[START RECORDS SUPPLIED]

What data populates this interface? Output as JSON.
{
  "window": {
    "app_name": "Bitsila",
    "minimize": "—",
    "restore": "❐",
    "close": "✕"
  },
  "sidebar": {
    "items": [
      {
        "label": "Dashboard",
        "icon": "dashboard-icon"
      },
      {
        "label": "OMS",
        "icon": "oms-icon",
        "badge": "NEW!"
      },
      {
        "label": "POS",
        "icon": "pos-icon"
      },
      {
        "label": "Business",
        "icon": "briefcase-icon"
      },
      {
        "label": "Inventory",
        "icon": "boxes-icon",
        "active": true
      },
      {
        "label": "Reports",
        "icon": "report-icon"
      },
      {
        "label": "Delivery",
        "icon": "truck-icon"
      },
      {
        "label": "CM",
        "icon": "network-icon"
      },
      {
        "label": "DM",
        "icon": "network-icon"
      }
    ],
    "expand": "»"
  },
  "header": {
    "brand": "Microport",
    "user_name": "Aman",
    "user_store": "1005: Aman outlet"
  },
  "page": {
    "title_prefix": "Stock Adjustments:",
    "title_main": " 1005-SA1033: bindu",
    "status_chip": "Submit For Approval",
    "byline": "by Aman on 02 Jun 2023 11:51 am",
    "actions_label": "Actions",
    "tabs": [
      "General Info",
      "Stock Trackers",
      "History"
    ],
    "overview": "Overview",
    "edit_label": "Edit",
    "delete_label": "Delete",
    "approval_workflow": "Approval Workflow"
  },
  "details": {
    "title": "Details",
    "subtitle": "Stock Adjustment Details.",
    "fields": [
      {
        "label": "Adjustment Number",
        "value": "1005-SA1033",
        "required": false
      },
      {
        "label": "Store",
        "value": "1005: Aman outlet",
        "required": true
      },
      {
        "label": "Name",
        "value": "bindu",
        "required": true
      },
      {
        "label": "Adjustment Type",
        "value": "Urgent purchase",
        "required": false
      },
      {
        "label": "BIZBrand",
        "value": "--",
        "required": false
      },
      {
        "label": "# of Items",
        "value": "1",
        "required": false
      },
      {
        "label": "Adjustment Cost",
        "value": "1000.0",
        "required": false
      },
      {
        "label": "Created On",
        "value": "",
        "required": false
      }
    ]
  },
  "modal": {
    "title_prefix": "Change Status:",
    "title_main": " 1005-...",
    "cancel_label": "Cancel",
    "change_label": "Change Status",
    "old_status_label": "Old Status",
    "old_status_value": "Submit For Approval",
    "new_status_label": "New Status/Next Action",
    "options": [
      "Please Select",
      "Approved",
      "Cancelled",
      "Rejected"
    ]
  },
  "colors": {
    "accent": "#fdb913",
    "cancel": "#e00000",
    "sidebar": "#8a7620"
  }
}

[END RECORDS SUPPLIED]
[START RECORDS SUPPLIED]

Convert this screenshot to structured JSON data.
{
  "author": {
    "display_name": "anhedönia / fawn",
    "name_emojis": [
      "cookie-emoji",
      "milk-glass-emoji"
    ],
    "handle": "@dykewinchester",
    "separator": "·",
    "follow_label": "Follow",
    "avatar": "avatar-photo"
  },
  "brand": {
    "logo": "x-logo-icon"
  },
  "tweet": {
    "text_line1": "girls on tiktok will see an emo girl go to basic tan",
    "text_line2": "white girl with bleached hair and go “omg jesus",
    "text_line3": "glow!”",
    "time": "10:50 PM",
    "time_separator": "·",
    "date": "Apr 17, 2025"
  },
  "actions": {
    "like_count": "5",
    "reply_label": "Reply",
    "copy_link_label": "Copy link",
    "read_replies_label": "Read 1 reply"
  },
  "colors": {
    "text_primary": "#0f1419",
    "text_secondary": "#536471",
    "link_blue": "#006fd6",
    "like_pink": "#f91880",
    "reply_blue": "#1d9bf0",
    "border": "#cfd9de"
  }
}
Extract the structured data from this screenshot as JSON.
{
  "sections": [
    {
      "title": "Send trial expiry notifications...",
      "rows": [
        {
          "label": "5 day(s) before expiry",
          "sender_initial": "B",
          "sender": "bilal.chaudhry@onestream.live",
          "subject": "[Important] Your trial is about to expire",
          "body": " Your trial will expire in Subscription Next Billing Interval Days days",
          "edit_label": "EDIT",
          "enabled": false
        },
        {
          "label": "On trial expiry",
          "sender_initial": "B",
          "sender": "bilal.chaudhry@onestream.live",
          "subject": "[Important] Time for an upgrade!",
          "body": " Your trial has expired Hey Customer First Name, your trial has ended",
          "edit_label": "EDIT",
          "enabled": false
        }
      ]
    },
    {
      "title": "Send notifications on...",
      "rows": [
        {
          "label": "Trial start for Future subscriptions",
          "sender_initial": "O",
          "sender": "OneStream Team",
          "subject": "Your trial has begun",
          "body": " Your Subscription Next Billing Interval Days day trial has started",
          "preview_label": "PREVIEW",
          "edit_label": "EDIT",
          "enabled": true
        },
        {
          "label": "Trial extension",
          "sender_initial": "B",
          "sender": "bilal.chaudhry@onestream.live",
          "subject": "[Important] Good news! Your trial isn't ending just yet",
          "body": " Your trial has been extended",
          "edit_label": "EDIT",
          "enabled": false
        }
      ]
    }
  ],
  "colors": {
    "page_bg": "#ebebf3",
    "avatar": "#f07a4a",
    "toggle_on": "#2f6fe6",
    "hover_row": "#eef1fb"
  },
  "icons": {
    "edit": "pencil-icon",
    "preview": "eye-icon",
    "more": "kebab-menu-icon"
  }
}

[END RECORDS SUPPLIED]

◆ **SHORT PROBLEM**: Wherever "Submit" shows up in a line, copy that line.

◆ **EXERCISE SOLUTION**:
    "status_chip": "Submit For Approval",
    "old_status_value": "Submit For Approval",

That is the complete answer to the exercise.